** Reading text follows **

Tristan Stubbs

Personal information
- Born: 14 August 2000 (age 26) Knysna, Western Cape, South Africa
- Height: 1.84 m (6 ft 0 in)
- Batting: Right-handed
- Bowling: Right-arm off break
- Role: Batsman

International information
- National side: South Africa (2022–present);
- Test debut (cap 359): 3 January 2024 v India
- Last Test: 14 November 2025 v India
- ODI debut (cap 148): 18 March 2023 v West Indies
- Last ODI: 7 September 2025 v England
- T20I debut (cap 95): 9 June 2022 v India
- Last T20I: 4 March 2026 v New Zealand

Domestic team information
- 2019/20–present: Eastern Province
- 2022–2023: Mumbai Indians
- 2022: Manchester Originals
- 2022: Jaffna Kings
- 2023–present: Sunrisers Eastern Cape
- 2024–present: Delhi Capitals
- 2026: Hampshire
- 2026: Southern Brave

Career statistics
| Competition | Test | ODI | T20I | FC |
| Matches | 14 | 15 | 52 | 31 |
| Runs scored | 759 | 392 | 967 | 1,960 |
| Batting average | 31.62 | 30.15 | 30.21 | 42.60 |
| 100s/50s | 2/3 | 1/3 | 0/2 | 7/4 |
| Top score | 122 | 112* | 76 | 302* |
| Balls bowled | – | 12 | 12 | 324 |
| Wickets | – | 0 | 0 | 3 |
| Bowling average | – | – | – | 74.00 |
| 5 wickets in innings | – | – | – | 0 |
| 10 wickets in match | – | – | – | 0 |
| Best bowling | – | – | – | 1/13 |
| Catches/stumpings | 15/– | 2/– | 31/– | 30/– |

Medal record
Men's cricket
Representing South Africa
ICC World Test Championship
| Winner | 2023–2025 |  |
ICC T20 World Cup
| Runner-up | 2024 West Indies & USA |  |
- Source: ESPNcricinfo, 11 August 2026

= Tristan Stubbs =

South African cricketer (born 2000)

** End of Reading text **
** Recorded data follows **

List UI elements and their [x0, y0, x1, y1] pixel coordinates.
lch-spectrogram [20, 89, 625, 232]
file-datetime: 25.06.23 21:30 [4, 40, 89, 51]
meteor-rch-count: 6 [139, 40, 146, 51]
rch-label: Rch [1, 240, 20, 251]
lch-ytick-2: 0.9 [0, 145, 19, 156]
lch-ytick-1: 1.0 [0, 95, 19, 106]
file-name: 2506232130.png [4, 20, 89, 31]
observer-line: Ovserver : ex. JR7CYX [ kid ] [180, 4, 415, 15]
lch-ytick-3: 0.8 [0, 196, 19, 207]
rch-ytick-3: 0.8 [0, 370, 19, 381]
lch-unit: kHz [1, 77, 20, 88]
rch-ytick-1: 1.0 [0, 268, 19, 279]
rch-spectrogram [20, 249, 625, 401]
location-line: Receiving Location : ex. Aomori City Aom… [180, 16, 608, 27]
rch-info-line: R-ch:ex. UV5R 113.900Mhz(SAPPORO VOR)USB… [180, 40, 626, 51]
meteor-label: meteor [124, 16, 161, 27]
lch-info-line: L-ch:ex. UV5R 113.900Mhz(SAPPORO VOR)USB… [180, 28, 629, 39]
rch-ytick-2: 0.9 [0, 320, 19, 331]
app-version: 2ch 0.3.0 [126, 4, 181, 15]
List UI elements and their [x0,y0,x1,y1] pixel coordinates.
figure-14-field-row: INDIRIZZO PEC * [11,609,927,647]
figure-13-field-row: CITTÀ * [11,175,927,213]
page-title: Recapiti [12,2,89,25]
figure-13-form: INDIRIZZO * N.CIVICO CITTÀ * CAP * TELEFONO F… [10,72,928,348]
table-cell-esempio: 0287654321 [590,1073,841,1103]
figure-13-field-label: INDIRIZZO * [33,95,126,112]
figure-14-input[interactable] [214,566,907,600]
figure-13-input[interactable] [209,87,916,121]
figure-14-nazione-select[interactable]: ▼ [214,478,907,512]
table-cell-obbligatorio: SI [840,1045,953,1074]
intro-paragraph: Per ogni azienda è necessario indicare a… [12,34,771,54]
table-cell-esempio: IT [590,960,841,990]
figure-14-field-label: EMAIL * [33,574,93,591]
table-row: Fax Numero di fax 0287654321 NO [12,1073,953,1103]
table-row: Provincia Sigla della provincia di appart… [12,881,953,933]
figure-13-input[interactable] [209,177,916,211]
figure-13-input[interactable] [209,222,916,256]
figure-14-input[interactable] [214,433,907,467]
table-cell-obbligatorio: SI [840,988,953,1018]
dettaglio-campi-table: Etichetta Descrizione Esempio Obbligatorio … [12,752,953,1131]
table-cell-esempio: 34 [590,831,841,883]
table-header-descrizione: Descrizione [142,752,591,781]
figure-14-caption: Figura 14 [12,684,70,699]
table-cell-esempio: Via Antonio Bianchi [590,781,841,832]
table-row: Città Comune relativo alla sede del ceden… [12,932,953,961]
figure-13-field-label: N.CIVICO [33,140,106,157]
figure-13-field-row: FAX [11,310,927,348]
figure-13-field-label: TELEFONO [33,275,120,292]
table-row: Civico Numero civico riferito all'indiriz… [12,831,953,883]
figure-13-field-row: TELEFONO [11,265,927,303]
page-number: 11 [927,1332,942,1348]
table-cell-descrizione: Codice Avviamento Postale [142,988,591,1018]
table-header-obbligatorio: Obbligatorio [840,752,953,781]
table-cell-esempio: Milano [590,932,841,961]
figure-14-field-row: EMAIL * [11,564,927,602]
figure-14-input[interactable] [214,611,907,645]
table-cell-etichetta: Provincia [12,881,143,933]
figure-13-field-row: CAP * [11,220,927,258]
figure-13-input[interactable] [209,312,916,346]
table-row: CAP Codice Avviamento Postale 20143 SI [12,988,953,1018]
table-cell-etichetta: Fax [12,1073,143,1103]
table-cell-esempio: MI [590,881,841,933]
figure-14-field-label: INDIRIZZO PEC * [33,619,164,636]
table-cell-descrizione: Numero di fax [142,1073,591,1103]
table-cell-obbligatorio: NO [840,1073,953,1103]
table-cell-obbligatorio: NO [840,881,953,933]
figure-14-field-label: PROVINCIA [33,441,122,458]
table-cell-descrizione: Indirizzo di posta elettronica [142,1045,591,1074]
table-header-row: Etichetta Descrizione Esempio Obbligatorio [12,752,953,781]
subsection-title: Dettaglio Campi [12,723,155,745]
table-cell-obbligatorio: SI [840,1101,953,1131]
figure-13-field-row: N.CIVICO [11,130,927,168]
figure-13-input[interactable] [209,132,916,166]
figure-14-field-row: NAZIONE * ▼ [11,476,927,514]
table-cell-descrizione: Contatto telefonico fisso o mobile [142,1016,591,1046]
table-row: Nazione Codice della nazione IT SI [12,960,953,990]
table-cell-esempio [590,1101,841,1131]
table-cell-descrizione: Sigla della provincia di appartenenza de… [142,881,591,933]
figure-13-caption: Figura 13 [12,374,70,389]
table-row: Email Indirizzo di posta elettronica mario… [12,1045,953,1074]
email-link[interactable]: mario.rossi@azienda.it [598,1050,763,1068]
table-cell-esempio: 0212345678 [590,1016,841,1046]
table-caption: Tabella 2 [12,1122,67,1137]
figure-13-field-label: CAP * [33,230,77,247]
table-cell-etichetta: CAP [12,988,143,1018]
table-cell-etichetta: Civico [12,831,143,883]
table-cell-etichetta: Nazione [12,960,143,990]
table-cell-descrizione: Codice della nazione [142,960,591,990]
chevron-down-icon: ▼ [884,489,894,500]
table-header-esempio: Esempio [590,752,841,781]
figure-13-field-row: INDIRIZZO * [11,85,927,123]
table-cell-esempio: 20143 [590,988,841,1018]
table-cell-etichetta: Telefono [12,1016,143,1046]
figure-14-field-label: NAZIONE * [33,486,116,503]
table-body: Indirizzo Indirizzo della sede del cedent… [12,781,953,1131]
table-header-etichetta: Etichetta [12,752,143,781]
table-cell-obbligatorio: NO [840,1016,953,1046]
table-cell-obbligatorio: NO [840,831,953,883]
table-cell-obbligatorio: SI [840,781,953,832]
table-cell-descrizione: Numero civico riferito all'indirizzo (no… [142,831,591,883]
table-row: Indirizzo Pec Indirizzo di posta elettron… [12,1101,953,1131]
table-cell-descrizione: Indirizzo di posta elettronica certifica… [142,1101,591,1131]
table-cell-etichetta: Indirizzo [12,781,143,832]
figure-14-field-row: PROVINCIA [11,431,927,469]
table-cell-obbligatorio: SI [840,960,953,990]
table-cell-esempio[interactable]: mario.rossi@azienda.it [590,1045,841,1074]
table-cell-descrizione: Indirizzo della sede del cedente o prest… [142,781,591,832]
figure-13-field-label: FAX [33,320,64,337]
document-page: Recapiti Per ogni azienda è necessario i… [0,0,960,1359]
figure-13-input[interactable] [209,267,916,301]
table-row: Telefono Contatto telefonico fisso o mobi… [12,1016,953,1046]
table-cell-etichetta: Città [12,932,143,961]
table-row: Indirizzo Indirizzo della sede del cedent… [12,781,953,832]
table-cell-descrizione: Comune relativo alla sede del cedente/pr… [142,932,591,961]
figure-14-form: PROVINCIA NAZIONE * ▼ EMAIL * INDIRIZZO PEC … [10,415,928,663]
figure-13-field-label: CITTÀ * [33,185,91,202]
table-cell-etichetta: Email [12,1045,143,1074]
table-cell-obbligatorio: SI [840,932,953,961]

** End of Recorded data **

> **Required work**
1 > According to the Tristan Stubbs profile, against which side did he make his ODI debut, and on what date?
2 > From the Tristan Stubbs profile, return the passage starting with "Medal record" and going on through "cricketer (born 2000)".

> **Responses to the tasks**
1 > West Indies, on 18 March 2023.

2 >
Medal record
Men's cricket
Representing South Africa
ICC World Test Championship
| Winner | 2023–2025 |  |
ICC T20 World Cup
| Runner-up | 2024 West Indies & USA |  |
- Source: ESPNcricinfo, 11 August 2026

= Tristan Stubbs =

South African cricketer (born 2000)